GIVEN INSTRUCTION: The records that follow are to be repeated without alteration.

Dataset records:

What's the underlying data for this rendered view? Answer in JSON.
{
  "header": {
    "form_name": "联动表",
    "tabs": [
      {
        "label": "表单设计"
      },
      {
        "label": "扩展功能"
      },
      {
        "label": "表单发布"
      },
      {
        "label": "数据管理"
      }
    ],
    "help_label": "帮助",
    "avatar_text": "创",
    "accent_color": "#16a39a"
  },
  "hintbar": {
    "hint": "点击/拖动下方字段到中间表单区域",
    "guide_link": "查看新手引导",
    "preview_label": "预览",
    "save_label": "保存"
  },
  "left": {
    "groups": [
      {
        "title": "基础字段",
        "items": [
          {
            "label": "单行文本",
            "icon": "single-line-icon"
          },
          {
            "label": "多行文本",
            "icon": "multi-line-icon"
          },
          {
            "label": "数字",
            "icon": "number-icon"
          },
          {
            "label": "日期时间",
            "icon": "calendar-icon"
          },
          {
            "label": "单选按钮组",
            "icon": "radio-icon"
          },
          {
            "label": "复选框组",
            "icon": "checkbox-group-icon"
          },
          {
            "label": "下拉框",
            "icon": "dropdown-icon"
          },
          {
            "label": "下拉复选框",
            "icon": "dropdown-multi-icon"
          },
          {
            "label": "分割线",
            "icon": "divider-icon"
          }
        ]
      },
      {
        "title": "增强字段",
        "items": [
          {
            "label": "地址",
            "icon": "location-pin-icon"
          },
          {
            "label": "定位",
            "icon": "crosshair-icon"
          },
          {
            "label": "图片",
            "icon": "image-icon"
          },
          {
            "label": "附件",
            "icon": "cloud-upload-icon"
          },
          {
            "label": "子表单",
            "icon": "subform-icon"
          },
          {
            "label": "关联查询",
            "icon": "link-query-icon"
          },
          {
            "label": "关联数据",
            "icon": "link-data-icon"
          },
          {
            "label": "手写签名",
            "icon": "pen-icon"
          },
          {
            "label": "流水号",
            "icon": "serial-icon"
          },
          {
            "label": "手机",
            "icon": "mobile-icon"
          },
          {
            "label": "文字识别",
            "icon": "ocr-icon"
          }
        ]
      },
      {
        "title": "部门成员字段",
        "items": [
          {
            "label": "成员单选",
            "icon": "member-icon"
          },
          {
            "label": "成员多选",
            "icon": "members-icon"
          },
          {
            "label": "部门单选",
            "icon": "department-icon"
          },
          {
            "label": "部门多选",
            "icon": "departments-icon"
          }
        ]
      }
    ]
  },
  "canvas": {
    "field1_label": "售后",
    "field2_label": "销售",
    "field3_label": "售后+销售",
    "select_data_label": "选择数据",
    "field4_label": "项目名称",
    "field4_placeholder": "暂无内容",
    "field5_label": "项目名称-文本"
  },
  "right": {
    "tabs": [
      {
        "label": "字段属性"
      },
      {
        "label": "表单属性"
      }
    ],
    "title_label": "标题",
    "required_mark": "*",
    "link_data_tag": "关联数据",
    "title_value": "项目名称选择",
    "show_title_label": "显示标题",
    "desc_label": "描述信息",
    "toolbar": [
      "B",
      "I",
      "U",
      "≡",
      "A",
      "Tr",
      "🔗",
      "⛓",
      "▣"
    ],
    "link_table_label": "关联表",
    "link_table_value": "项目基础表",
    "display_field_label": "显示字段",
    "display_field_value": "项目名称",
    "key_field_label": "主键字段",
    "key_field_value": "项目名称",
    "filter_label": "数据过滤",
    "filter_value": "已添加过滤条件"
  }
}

ANSWER FOR THIS EXERCISE:
What's the underlying data for this rendered view? Answer in JSON.
{
  "header": {
    "form_name": "联动表",
    "tabs": [
      {
        "label": "表单设计"
      },
      {
        "label": "扩展功能"
      },
      {
        "label": "表单发布"
      },
      {
        "label": "数据管理"
      }
    ],
    "help_label": "帮助",
    "avatar_text": "创",
    "accent_color": "#16a39a"
  },
  "hintbar": {
    "hint": "点击/拖动下方字段到中间表单区域",
    "guide_link": "查看新手引导",
    "preview_label": "预览",
    "save_label": "保存"
  },
  "left": {
    "groups": [
      {
        "title": "基础字段",
        "items": [
          {
            "label": "单行文本",
            "icon": "single-line-icon"
          },
          {
            "label": "多行文本",
            "icon": "multi-line-icon"
          },
          {
            "label": "数字",
            "icon": "number-icon"
          },
          {
            "label": "日期时间",
            "icon": "calendar-icon"
          },
          {
            "label": "单选按钮组",
            "icon": "radio-icon"
          },
          {
            "label": "复选框组",
            "icon": "checkbox-group-icon"
          },
          {
            "label": "下拉框",
            "icon": "dropdown-icon"
          },
          {
            "label": "下拉复选框",
            "icon": "dropdown-multi-icon"
          },
          {
            "label": "分割线",
            "icon": "divider-icon"
          }
        ]
      },
      {
        "title": "增强字段",
        "items": [
          {
            "label": "地址",
            "icon": "location-pin-icon"
          },
          {
            "label": "定位",
            "icon": "crosshair-icon"
          },
          {
            "label": "图片",
            "icon": "image-icon"
          },
          {
            "label": "附件",
            "icon": "cloud-upload-icon"
          },
          {
            "label": "子表单",
            "icon": "subform-icon"
          },
          {
            "label": "关联查询",
            "icon": "link-query-icon"
          },
          {
            "label": "关联数据",
            "icon": "link-data-icon"
          },
          {
            "label": "手写签名",
            "icon": "pen-icon"
          },
          {
            "label": "流水号",
            "icon": "serial-icon"
          },
          {
            "label": "手机",
            "icon": "mobile-icon"
          },
          {
            "label": "文字识别",
            "icon": "ocr-icon"
          }
        ]
      },
      {
        "title": "部门成员字段",
        "items": [
          {
            "label": "成员单选",
            "icon": "member-icon"
          },
          {
            "label": "成员多选",
            "icon": "members-icon"
          },
          {
            "label": "部门单选",
            "icon": "department-icon"
          },
          {
            "label": "部门多选",
            "icon": "departments-icon"
          }
        ]
      }
    ]
  },
  "canvas": {
    "field1_label": "售后",
    "field2_label": "销售",
    "field3_label": "售后+销售",
    "select_data_label": "选择数据",
    "field4_label": "项目名称",
    "field4_placeholder": "暂无内容",
    "field5_label": "项目名称-文本"
  },
  "right": {
    "tabs": [
      {
        "label": "字段属性"
      },
      {
        "label": "表单属性"
      }
    ],
    "title_label": "标题",
    "required_mark": "*",
    "link_data_tag": "关联数据",
    "title_value": "项目名称选择",
    "show_title_label": "显示标题",
    "desc_label": "描述信息",
    "toolbar": [
      "B",
      "I",
      "U",
      "≡",
      "A",
      "Tr",
      "🔗",
      "⛓",
      "▣"
    ],
    "link_table_label": "关联表",
    "link_table_value": "项目基础表",
    "display_field_label": "显示字段",
    "display_field_value": "项目名称",
    "key_field_label": "主键字段",
    "key_field_value": "项目名称",
    "filter_label": "数据过滤",
    "filter_value": "已添加过滤条件"
  }
}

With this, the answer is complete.